[TASK REQUIREMENTS] Search the records for the word "Mensajes" and report each line that has it.

================

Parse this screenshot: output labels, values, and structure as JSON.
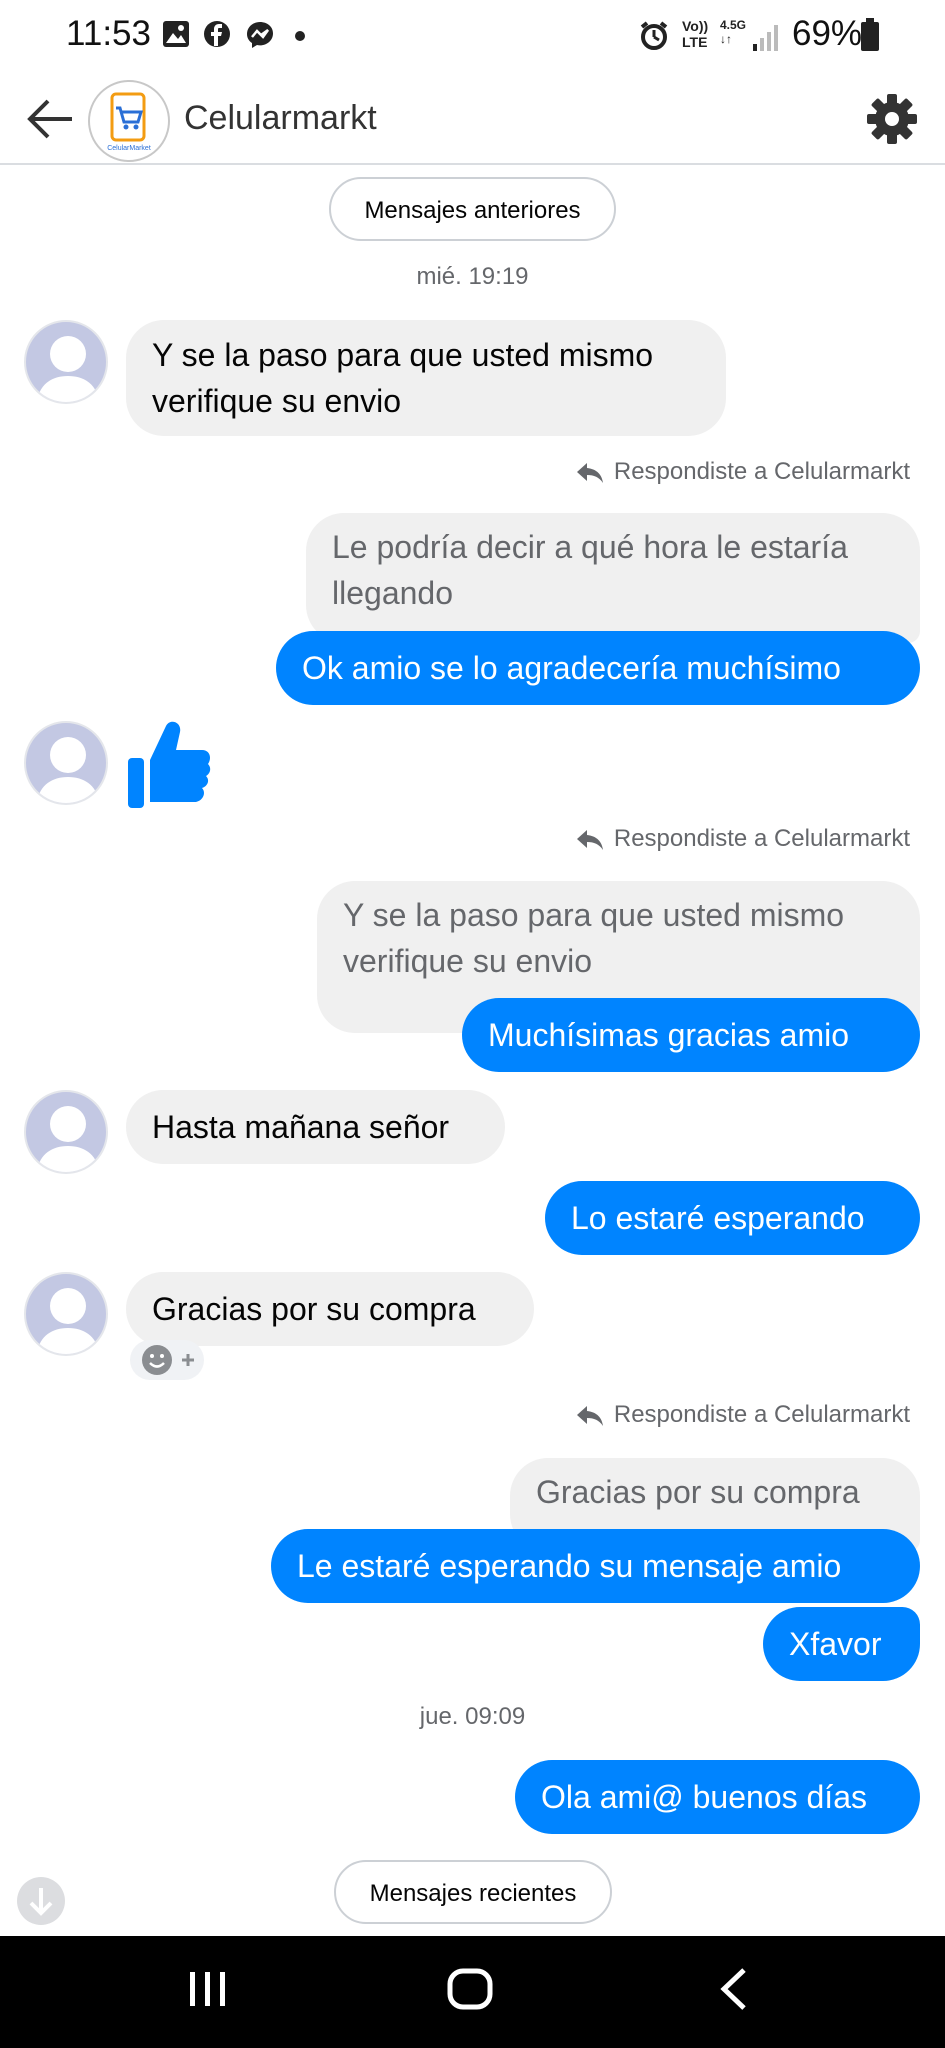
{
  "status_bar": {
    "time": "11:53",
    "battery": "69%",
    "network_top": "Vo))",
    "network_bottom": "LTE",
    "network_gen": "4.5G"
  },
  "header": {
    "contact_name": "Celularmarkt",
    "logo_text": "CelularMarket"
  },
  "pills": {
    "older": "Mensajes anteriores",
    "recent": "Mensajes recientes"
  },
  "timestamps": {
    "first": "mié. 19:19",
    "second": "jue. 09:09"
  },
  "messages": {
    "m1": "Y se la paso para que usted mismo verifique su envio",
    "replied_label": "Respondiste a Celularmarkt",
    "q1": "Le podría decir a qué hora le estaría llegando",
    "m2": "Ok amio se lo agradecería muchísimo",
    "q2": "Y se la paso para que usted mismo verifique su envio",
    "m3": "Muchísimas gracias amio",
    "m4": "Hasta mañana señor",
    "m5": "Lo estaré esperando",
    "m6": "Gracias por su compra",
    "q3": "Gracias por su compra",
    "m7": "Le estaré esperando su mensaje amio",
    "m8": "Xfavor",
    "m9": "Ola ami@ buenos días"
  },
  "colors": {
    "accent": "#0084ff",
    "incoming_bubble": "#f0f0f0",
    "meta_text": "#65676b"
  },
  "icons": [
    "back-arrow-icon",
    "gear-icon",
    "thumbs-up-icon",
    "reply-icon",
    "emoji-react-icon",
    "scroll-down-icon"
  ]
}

================

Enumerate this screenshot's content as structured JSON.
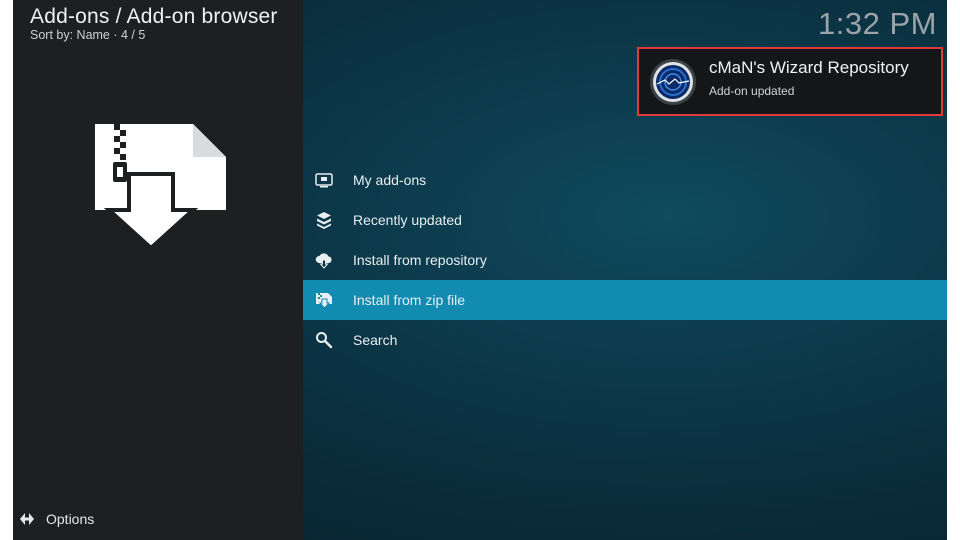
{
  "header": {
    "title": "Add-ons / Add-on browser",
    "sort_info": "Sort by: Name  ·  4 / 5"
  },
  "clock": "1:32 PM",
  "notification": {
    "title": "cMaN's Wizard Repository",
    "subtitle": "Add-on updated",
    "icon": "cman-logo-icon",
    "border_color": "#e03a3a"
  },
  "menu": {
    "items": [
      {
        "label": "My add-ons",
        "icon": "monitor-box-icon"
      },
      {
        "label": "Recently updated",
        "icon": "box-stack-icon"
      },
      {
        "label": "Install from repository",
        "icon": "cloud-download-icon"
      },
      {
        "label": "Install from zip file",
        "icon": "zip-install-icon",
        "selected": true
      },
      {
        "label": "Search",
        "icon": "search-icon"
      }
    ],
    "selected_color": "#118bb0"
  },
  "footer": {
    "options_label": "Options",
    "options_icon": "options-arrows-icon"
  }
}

================

[FINAL RESULT]
    "older": "Mensajes anteriores",
    "recent": "Mensajes recientes"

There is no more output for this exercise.